• Set exercise 1
Using the text on the Lewis–Tyson bout, answer the following questions:
(a) In which city and state did the match take place?
(b) What nickname is given for Mike Tyson?
(c) Which title was Lewis awarded before the event, and who last held it?

• Extract to read
[Begin]

Lewis–Tyson: Is On
- Date: June 8, 2002
- Venue: The Pyramid, Memphis, Tennessee, U.S.
- Title(s) on the line: WBC, IBF, IBO, and The Ring heavyweight titles

Tale of the tape
- Boxer: Lennox Lewis / Mike Tyson
- Nickname: The Lion / Iron
- Hometown: London, England / Catskill, New York, U.S.
- Purse: $17,500,000 / $17,500,000
- Pre-fight record: 39–2–1 (30 KO) / 49–3 (2) (43 KO)
- Age: 36 years, 9 months / 35 years, 11 months
- Height: 6 ft 5 in (196 cm) / 5 ft 10 in (178 cm)
- Weight: 249+1⁄4 lb (113 kg) / 234+1⁄2 lb (106 kg)
- Style: Orthodox / Orthodox
- Recognition: WBC, IBF, IBO, and The Ring Heavyweight Champion / WBC No. 1 Ranked Heavyweight IBF No 12 Ranked Heavyweight Former undisputed heavyweight champion

Result
- Lewis wins via 8th-round knockout

= Lennox Lewis vs. Mike Tyson =

Boxing competition

Lennox Lewis vs. Mike Tyson, billed as Lewis–Tyson: Is On, was a heavyweight professional boxing match that took place on June 8, 2002, at the Pyramid Arena in Memphis, Tennessee. The defending unified WBC, IBF, IBO, and The Ring champion Lennox Lewis defeated former undisputed heavyweight champion Mike Tyson by knockout in the eighth round. Prior to the event, Lewis was awarded The Ring magazine heavyweight title, which had been vacant since the late 1980s and was last held by Tyson.

[End]

• Data for the task

[Begin]

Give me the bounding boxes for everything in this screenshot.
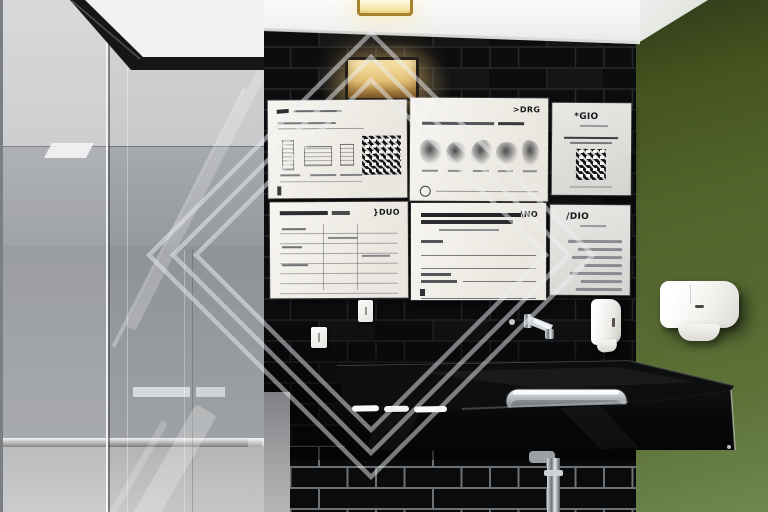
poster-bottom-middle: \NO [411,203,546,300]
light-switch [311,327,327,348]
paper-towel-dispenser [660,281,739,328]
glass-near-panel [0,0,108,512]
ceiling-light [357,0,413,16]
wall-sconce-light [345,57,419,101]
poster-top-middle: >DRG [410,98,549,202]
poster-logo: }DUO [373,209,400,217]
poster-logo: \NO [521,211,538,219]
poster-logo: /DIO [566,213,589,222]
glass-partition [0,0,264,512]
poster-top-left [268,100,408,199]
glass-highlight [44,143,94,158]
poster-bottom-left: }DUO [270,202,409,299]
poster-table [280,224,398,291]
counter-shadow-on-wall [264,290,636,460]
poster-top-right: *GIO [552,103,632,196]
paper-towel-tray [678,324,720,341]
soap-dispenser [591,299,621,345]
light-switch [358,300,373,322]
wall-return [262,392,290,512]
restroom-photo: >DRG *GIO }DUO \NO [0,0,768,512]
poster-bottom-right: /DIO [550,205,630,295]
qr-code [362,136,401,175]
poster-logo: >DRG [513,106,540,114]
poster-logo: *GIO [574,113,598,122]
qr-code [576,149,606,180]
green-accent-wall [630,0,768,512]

[End]

• Set exercise 2
Recast the part of the entries that opens with the line containing "poster-bottom-middle: \NO [411,203,546,300]" and closes with the line containing "paper-towel-tray [678,324,720,341]" as a Markdown table with the columns Row and Entry, omitting blank lines.

• Task response 1
(a) Memphis, Tennessee.
(b) Iron.
(c) The Ring magazine heavyweight title, last held by Tyson.

• Task response 2
| Row | Entry |
|---|---|
| 1 | poster-bottom-middle: \NO [411,203,546,300] |
| 2 | light-switch [311,327,327,348] |
| 3 | paper-towel-dispenser [660,281,739,328] |
| 4 | glass-near-panel [0,0,108,512] |
| 5 | ceiling-light [357,0,413,16] |
| 6 | wall-sconce-light [345,57,419,101] |
| 7 | poster-top-middle: >DRG [410,98,549,202] |
| 8 | poster-logo: }DUO [373,209,400,217] |
| 9 | poster-logo: \NO [521,211,538,219] |
| 10 | poster-logo: /DIO [566,213,589,222] |
| 11 | glass-partition [0,0,264,512] |
| 12 | poster-top-left [268,100,408,199] |
| 13 | glass-highlight [44,143,94,158] |
| 14 | poster-bottom-left: }DUO [270,202,409,299] |
| 15 | poster-table [280,224,398,291] |
| 16 | counter-shadow-on-wall [264,290,636,460] |
| 17 | poster-top-right: *GIO [552,103,632,196] |
| 18 | paper-towel-tray [678,324,720,341] |